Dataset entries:
## Start

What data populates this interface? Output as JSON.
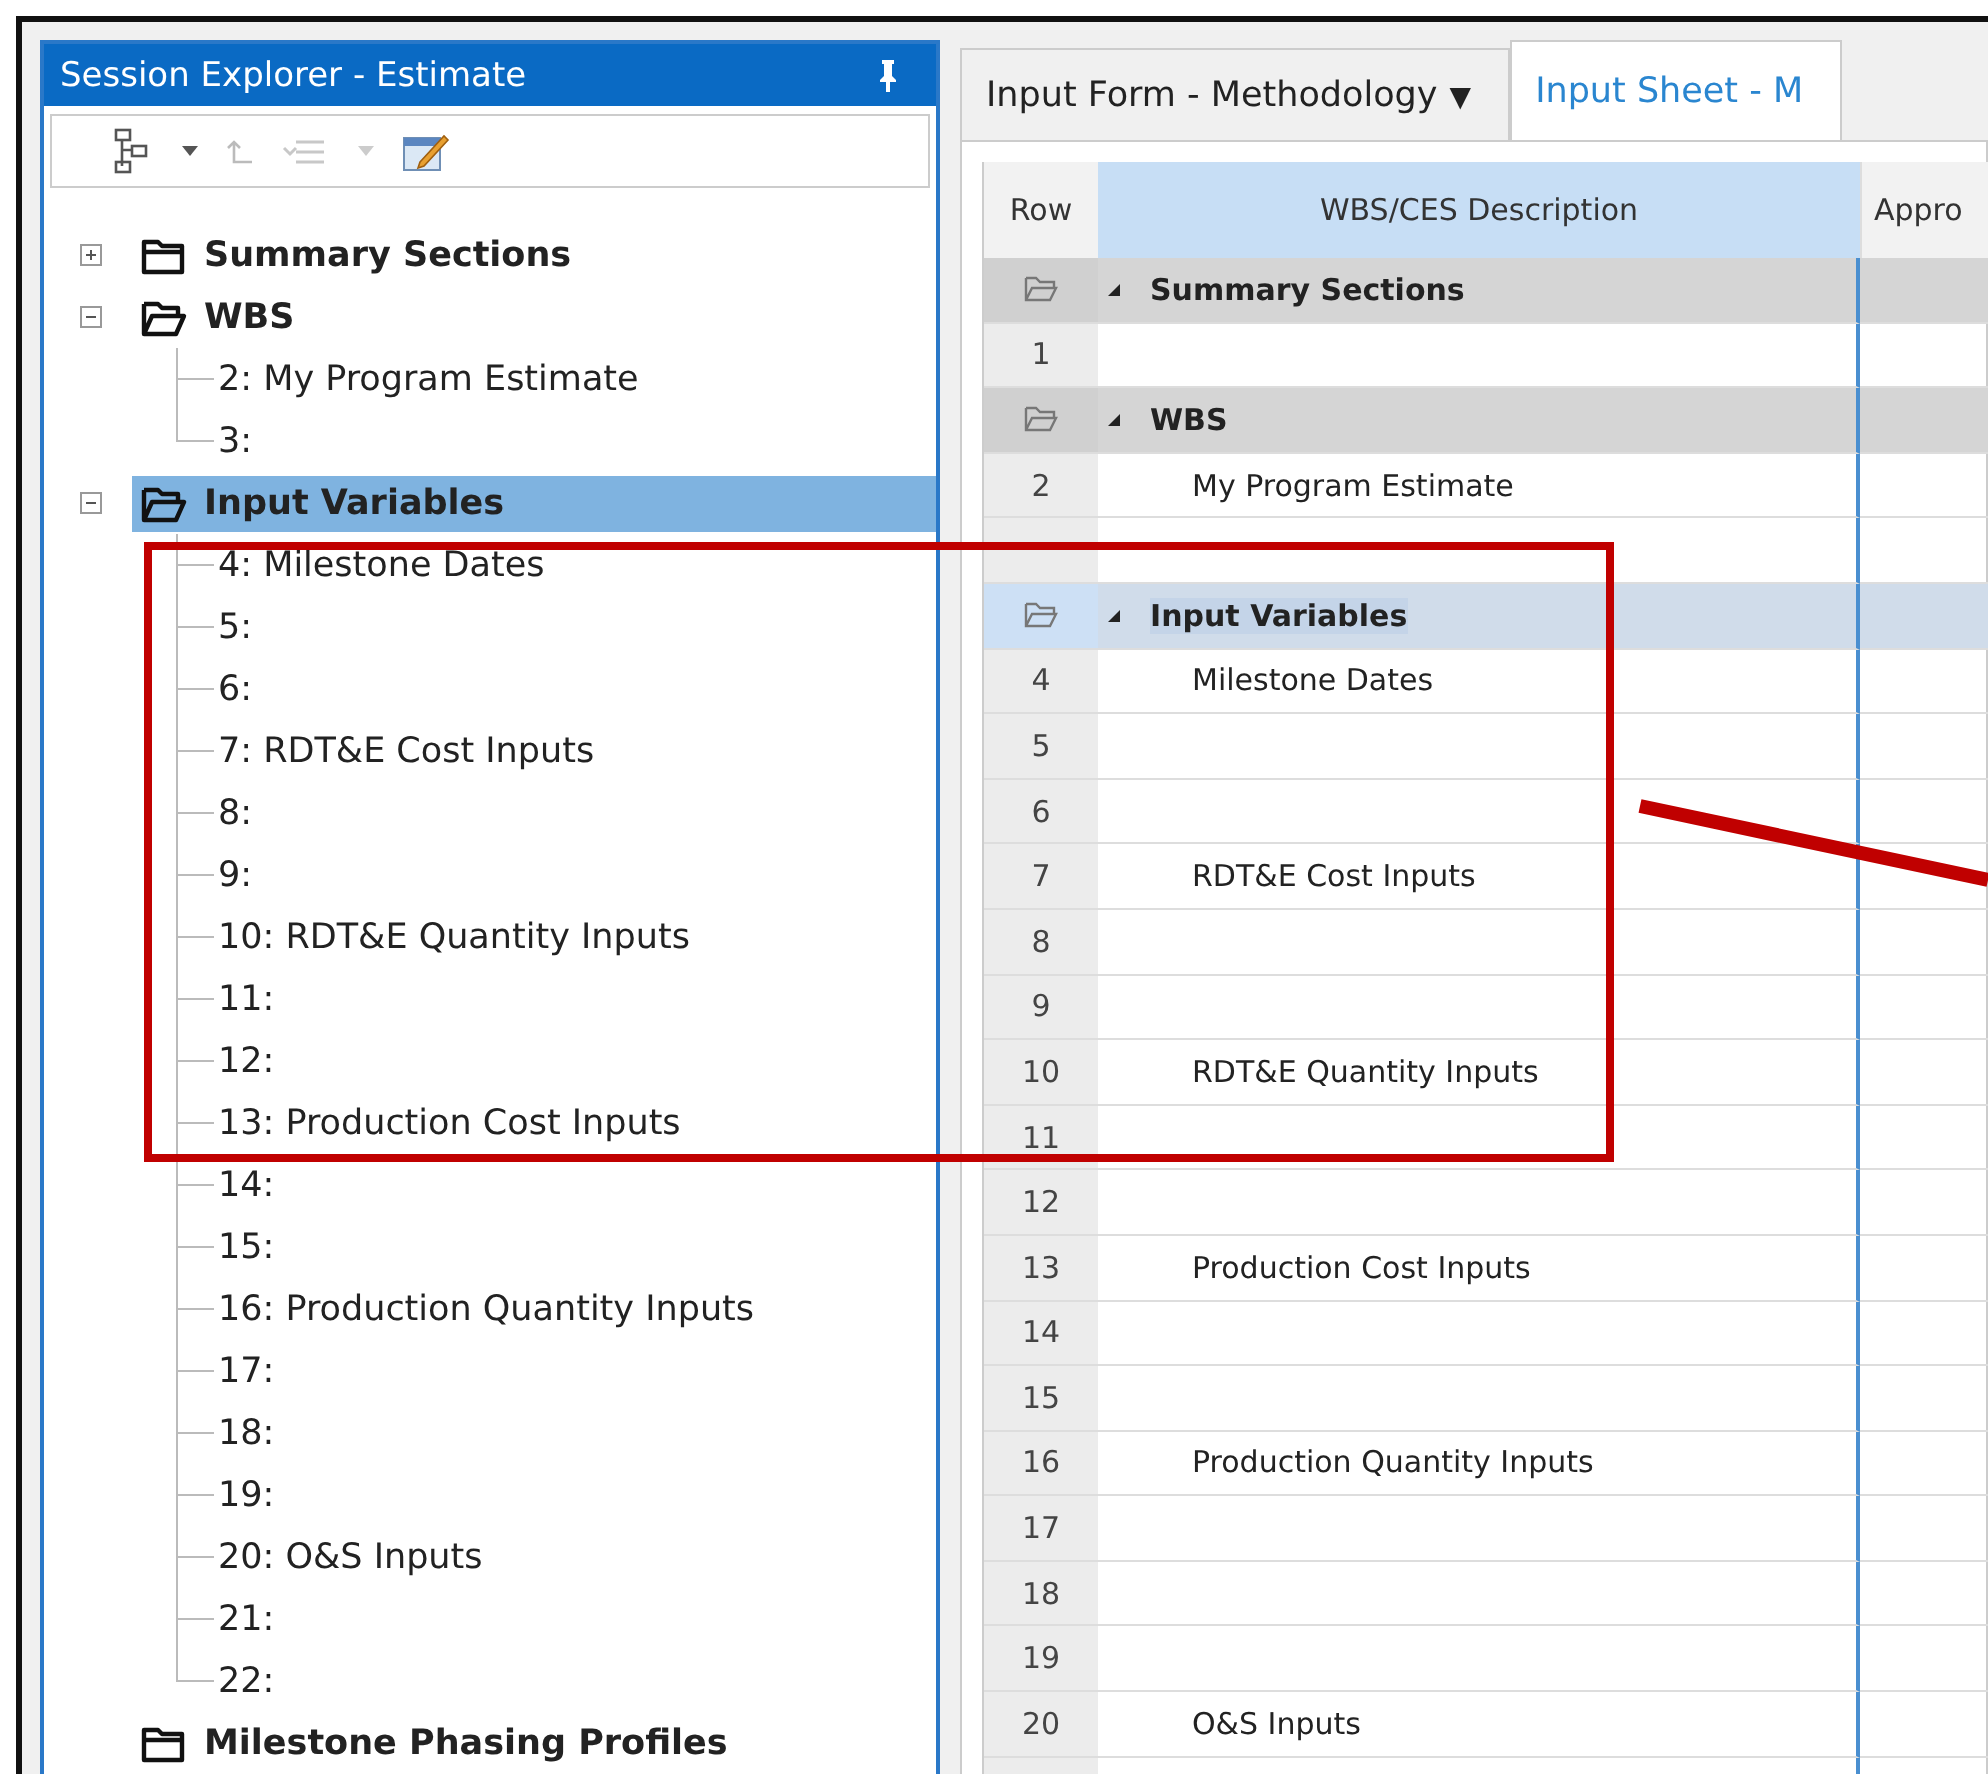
{
  "explorer": {
    "title": "Session Explorer - Estimate",
    "tree": [
      {
        "label": "Summary Sections",
        "expanded": false,
        "selected": false
      },
      {
        "label": "WBS",
        "expanded": true,
        "selected": false,
        "children": [
          {
            "label": "2: My Program Estimate",
            "selected": false
          },
          {
            "label": "3:",
            "selected": false
          }
        ]
      },
      {
        "label": "Input Variables",
        "expanded": true,
        "selected": true,
        "children": [
          {
            "label": "4: Milestone Dates",
            "selected": false
          },
          {
            "label": "5:",
            "selected": false
          },
          {
            "label": "6:",
            "selected": false
          },
          {
            "label": "7: RDT&E Cost Inputs",
            "selected": false
          },
          {
            "label": "8:",
            "selected": false
          },
          {
            "label": "9:",
            "selected": false
          },
          {
            "label": "10: RDT&E Quantity Inputs",
            "selected": false
          },
          {
            "label": "11:",
            "selected": false
          },
          {
            "label": "12:",
            "selected": false
          },
          {
            "label": "13: Production Cost Inputs",
            "selected": false
          },
          {
            "label": "14:",
            "selected": false
          },
          {
            "label": "15:",
            "selected": false
          },
          {
            "label": "16: Production Quantity Inputs",
            "selected": false
          },
          {
            "label": "17:",
            "selected": false
          },
          {
            "label": "18:",
            "selected": false
          },
          {
            "label": "19:",
            "selected": false
          },
          {
            "label": "20: O&S Inputs",
            "selected": false
          },
          {
            "label": "21:",
            "selected": false
          },
          {
            "label": "22:",
            "selected": false
          }
        ]
      },
      {
        "label": "Milestone Phasing Profiles",
        "selected": false
      }
    ]
  },
  "tabs": [
    {
      "label": "Input Form - Methodology",
      "caret": "▼",
      "selected": false
    },
    {
      "label": "Input Sheet - M",
      "selected": true
    }
  ],
  "table": {
    "columns": [
      {
        "label": "Row",
        "selected": false
      },
      {
        "label": "WBS/CES Description",
        "selected": true
      },
      {
        "label": "Appro",
        "selected": false
      }
    ],
    "rows": [
      {
        "kind": "group",
        "description": "Summary Sections",
        "selected": false
      },
      {
        "kind": "item",
        "row": "1",
        "selected": false
      },
      {
        "kind": "group",
        "description": "WBS",
        "selected": false
      },
      {
        "kind": "item",
        "row": "2",
        "description": "My Program Estimate",
        "selected": false
      },
      {
        "kind": "item",
        "selected": false
      },
      {
        "kind": "group",
        "description": "Input Variables",
        "selected": true
      },
      {
        "kind": "item",
        "row": "4",
        "description": "Milestone Dates",
        "selected": false
      },
      {
        "kind": "item",
        "row": "5",
        "selected": false
      },
      {
        "kind": "item",
        "row": "6",
        "selected": false
      },
      {
        "kind": "item",
        "row": "7",
        "description": "RDT&E Cost Inputs",
        "selected": false
      },
      {
        "kind": "item",
        "row": "8",
        "selected": false
      },
      {
        "kind": "item",
        "row": "9",
        "selected": false
      },
      {
        "kind": "item",
        "row": "10",
        "description": "RDT&E Quantity Inputs",
        "selected": false
      },
      {
        "kind": "item",
        "row": "11",
        "selected": false
      },
      {
        "kind": "item",
        "row": "12",
        "selected": false
      },
      {
        "kind": "item",
        "row": "13",
        "description": "Production Cost Inputs",
        "selected": false
      },
      {
        "kind": "item",
        "row": "14",
        "selected": false
      },
      {
        "kind": "item",
        "row": "15",
        "selected": false
      },
      {
        "kind": "item",
        "row": "16",
        "description": "Production Quantity Inputs",
        "selected": false
      },
      {
        "kind": "item",
        "row": "17",
        "selected": false
      },
      {
        "kind": "item",
        "row": "18",
        "selected": false
      },
      {
        "kind": "item",
        "row": "19",
        "selected": false
      },
      {
        "kind": "item",
        "row": "20",
        "description": "O&S Inputs",
        "selected": false
      }
    ]
  }
}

## End

→ **Job**: Copy each line from the data above that includes "Summary".

→ **Answer in full**:
        "label": "Summary Sections",
        "description": "Summary Sections",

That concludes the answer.